[Dataset items]
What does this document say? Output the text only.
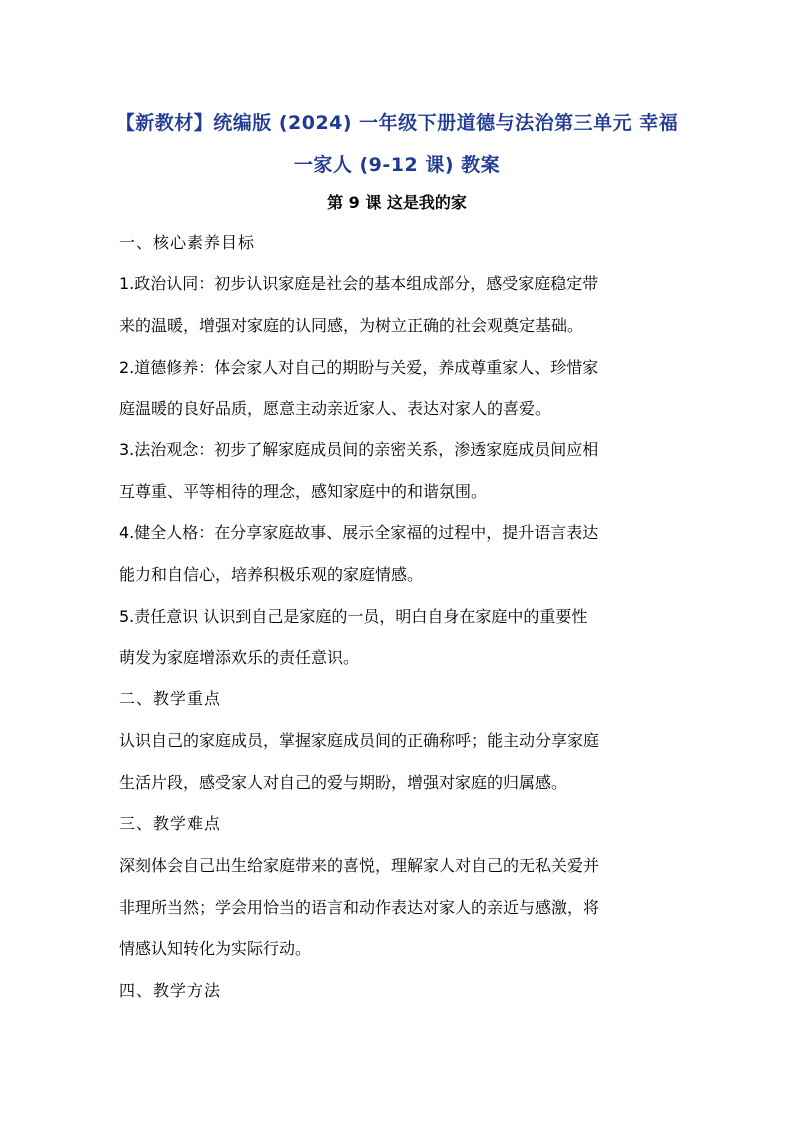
【新教材】统编版 (2024) 一年级下册道德与法治第三单元 幸福
一家人 (9-12 课) 教案
第 9 课 这是我的家
一、核心素养目标
1.政治认同：初步认识家庭是社会的基本组成部分，感受家庭稳定带
来的温暖，增强对家庭的认同感，为树立正确的社会观奠定基础。
2.道德修养：体会家人对自己的期盼与关爱，养成尊重家人、珍惜家
庭温暖的良好品质，愿意主动亲近家人、表达对家人的喜爱。
3.法治观念：初步了解家庭成员间的亲密关系，渗透家庭成员间应相
互尊重、平等相待的理念，感知家庭中的和谐氛围。
4.健全人格：在分享家庭故事、展示全家福的过程中，提升语言表达
能力和自信心，培养积极乐观的家庭情感。
5.责任意识 认识到自己是家庭的一员，明白自身在家庭中的重要性
萌发为家庭增添欢乐的责任意识。
二、教学重点
认识自己的家庭成员，掌握家庭成员间的正确称呼；能主动分享家庭
生活片段，感受家人对自己的爱与期盼，增强对家庭的归属感。
三、教学难点
深刻体会自己出生给家庭带来的喜悦，理解家人对自己的无私关爱并
非理所当然；学会用恰当的语言和动作表达对家人的亲近与感激，将
情感认知转化为实际行动。
四、教学方法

Exercise task = Pictures appear in the records above. Output everything except them, exactly.

Exercise output =
What does this document say? Output the text only.
【新教材】统编版 (2024) 一年级下册道德与法治第三单元 幸福
一家人 (9-12 课) 教案
第 9 课 这是我的家
一、核心素养目标
1.政治认同：初步认识家庭是社会的基本组成部分，感受家庭稳定带
来的温暖，增强对家庭的认同感，为树立正确的社会观奠定基础。
2.道德修养：体会家人对自己的期盼与关爱，养成尊重家人、珍惜家
庭温暖的良好品质，愿意主动亲近家人、表达对家人的喜爱。
3.法治观念：初步了解家庭成员间的亲密关系，渗透家庭成员间应相
互尊重、平等相待的理念，感知家庭中的和谐氛围。
4.健全人格：在分享家庭故事、展示全家福的过程中，提升语言表达
能力和自信心，培养积极乐观的家庭情感。
5.责任意识 认识到自己是家庭的一员，明白自身在家庭中的重要性
萌发为家庭增添欢乐的责任意识。
二、教学重点
认识自己的家庭成员，掌握家庭成员间的正确称呼；能主动分享家庭
生活片段，感受家人对自己的爱与期盼，增强对家庭的归属感。
三、教学难点
深刻体会自己出生给家庭带来的喜悦，理解家人对自己的无私关爱并
非理所当然；学会用恰当的语言和动作表达对家人的亲近与感激，将
情感认知转化为实际行动。
四、教学方法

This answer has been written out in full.